Work through the data below line by line and say how many lines hold "ffffff"; give only the number.

----- Available data

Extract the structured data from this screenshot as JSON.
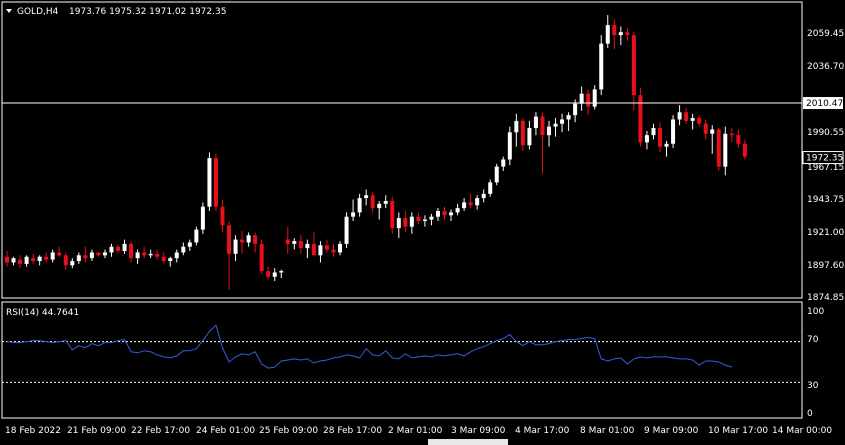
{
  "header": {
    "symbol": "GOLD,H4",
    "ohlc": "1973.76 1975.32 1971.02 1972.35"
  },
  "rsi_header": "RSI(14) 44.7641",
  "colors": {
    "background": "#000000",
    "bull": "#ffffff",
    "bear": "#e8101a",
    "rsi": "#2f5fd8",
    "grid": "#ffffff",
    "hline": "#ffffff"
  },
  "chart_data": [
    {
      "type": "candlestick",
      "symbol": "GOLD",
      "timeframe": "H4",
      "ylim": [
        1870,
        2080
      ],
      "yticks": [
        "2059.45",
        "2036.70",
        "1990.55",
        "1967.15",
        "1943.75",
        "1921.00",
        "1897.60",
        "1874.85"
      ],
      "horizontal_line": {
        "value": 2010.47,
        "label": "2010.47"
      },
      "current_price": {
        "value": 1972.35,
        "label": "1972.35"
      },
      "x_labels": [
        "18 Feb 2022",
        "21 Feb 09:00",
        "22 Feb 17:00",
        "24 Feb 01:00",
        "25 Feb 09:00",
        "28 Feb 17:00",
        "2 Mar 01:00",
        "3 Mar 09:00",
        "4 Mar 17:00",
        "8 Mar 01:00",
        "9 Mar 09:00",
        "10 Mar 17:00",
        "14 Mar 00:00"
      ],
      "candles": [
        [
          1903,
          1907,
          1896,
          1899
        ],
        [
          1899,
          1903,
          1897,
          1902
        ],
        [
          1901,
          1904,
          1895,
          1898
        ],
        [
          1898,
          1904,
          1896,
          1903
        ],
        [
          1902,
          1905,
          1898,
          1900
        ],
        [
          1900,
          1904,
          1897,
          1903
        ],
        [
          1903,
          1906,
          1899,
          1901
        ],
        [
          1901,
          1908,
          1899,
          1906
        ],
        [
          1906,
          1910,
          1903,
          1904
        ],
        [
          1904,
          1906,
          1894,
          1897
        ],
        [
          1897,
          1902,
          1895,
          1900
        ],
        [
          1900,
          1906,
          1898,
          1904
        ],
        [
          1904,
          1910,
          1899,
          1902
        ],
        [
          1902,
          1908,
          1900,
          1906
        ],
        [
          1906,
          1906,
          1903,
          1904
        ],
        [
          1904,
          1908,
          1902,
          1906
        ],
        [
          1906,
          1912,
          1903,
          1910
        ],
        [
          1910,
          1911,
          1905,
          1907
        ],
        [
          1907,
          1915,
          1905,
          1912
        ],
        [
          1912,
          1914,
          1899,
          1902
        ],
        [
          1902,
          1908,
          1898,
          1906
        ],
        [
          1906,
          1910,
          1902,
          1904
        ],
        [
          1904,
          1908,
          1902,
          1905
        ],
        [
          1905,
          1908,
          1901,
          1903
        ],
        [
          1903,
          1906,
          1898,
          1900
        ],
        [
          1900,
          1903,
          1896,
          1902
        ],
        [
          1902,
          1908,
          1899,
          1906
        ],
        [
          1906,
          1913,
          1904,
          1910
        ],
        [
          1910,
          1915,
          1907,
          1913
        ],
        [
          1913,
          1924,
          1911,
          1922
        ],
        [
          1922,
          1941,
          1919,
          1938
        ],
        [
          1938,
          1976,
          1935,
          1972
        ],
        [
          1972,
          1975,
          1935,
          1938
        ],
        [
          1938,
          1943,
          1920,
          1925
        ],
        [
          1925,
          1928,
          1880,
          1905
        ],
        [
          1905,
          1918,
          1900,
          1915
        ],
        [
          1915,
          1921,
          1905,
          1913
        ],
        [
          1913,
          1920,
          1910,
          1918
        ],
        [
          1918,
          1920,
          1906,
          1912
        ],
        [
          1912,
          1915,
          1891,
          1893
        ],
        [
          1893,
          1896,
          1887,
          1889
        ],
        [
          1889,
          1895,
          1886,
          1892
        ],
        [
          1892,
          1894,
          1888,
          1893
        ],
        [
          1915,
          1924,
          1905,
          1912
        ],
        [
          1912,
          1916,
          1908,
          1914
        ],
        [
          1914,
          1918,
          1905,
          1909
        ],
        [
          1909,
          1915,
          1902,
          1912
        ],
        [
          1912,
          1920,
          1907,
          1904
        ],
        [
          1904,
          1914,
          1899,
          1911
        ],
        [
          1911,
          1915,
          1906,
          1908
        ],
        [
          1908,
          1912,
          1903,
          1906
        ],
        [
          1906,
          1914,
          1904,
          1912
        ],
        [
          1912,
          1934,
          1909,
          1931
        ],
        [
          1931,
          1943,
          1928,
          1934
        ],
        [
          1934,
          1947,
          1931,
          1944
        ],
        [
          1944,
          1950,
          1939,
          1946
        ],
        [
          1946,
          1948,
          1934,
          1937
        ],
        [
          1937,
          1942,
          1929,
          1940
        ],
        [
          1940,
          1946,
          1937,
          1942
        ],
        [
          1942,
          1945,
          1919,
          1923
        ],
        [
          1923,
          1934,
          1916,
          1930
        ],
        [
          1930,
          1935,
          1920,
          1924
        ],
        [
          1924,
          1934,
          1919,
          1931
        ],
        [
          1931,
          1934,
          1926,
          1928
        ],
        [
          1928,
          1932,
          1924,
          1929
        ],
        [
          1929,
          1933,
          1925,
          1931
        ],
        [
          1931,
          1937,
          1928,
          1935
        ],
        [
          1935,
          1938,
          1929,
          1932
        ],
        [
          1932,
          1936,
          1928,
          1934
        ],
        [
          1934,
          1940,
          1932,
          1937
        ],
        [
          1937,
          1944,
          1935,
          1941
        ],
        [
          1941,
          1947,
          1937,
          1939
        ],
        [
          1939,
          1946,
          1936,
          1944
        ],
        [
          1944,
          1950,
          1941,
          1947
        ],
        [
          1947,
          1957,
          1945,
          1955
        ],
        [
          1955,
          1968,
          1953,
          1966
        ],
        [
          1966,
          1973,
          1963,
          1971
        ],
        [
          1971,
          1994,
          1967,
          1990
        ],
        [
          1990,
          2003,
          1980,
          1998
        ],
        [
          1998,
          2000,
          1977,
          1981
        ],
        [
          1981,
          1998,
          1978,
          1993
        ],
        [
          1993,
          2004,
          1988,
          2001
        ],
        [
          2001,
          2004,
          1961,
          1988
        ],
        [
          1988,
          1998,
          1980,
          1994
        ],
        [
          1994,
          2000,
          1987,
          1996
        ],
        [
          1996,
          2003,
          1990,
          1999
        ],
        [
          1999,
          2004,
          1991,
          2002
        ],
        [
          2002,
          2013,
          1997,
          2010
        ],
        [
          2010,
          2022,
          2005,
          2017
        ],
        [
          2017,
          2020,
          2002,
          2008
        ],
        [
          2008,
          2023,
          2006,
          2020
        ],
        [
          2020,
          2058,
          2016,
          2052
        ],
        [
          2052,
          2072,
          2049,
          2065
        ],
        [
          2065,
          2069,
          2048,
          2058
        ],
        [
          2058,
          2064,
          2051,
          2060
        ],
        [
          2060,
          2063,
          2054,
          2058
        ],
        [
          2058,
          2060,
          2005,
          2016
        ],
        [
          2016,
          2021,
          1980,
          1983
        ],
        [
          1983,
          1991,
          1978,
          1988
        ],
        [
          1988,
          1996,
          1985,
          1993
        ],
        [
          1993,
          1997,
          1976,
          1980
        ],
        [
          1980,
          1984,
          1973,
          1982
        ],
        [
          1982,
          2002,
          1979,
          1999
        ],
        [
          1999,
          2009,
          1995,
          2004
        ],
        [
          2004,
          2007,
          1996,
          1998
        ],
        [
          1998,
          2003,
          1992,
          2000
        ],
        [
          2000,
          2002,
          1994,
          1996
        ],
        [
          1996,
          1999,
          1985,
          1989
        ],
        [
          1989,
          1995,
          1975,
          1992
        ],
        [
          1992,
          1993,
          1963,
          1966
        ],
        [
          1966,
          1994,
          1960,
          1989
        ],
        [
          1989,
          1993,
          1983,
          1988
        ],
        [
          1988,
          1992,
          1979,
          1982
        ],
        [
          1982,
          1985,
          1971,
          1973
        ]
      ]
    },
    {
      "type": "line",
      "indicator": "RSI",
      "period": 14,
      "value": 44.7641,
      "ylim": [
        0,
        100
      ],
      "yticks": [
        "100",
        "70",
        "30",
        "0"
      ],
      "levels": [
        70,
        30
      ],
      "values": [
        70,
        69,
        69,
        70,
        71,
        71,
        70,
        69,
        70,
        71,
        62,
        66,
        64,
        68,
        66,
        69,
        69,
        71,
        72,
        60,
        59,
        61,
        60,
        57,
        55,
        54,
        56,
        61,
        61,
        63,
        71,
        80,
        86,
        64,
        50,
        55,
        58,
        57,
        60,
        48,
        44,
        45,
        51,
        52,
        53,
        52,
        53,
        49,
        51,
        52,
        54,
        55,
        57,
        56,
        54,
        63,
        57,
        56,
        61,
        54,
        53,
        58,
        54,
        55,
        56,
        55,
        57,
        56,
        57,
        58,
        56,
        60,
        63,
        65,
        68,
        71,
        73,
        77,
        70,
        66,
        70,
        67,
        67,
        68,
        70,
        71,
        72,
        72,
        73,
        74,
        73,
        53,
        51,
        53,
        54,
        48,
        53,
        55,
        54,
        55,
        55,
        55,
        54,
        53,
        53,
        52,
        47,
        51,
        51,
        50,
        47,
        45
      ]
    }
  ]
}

----------

**Response:**
3